▶ [Required work] Every line that includes the word "many" is to be listed.

▶ [Data for processing]
-- start --

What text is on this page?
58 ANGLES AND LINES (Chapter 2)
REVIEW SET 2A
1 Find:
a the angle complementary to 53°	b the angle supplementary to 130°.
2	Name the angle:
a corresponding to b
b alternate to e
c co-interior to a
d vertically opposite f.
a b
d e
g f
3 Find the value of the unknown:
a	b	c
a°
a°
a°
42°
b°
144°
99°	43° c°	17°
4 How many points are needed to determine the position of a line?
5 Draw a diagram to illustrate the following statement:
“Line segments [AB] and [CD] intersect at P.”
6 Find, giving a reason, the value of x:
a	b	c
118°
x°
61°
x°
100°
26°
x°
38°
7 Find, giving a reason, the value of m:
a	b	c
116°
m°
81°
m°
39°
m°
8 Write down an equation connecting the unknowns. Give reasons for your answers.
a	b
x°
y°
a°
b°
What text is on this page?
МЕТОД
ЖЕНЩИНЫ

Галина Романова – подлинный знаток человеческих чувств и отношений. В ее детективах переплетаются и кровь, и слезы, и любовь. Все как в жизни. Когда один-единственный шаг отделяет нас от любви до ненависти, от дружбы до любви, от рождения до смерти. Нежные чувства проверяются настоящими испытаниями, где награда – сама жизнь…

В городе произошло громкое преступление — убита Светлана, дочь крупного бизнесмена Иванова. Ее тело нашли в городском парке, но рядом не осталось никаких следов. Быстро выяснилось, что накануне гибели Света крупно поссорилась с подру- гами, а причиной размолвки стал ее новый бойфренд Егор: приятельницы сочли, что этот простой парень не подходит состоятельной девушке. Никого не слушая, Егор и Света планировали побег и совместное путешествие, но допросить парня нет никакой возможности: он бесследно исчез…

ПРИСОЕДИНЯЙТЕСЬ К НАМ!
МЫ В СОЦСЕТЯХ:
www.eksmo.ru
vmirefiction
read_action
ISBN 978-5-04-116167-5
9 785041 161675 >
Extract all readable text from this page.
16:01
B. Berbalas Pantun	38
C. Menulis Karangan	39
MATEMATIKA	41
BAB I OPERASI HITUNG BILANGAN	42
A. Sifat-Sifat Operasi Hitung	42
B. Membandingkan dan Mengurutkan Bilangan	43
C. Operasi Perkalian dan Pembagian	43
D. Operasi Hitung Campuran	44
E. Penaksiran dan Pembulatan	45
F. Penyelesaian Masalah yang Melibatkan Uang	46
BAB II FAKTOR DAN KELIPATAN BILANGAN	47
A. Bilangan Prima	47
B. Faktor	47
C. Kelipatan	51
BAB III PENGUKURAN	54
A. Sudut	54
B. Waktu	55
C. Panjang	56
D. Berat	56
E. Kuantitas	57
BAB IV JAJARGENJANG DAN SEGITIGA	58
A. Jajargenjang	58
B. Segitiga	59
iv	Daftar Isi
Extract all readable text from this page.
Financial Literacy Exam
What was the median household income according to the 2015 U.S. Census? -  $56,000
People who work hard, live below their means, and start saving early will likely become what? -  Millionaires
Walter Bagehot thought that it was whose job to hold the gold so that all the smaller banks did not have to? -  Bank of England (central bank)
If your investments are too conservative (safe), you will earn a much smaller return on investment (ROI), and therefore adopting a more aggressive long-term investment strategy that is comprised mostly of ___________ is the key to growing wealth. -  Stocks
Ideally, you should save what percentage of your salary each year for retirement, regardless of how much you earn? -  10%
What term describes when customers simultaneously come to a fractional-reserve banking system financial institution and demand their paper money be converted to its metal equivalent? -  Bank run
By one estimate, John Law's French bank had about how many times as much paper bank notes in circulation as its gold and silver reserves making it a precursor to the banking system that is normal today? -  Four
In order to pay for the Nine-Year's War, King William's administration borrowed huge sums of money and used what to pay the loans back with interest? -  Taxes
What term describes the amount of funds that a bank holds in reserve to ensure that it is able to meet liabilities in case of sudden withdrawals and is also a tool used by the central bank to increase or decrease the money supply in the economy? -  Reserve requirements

-- end --

▶ [Solved exercise]
4 How many points are needed to determine the position of a line?
By one estimate, John Law's French bank had about how many times as much paper bank notes in circulation as its gold and silver reserves making it a precursor to the banking system that is normal today? -  Four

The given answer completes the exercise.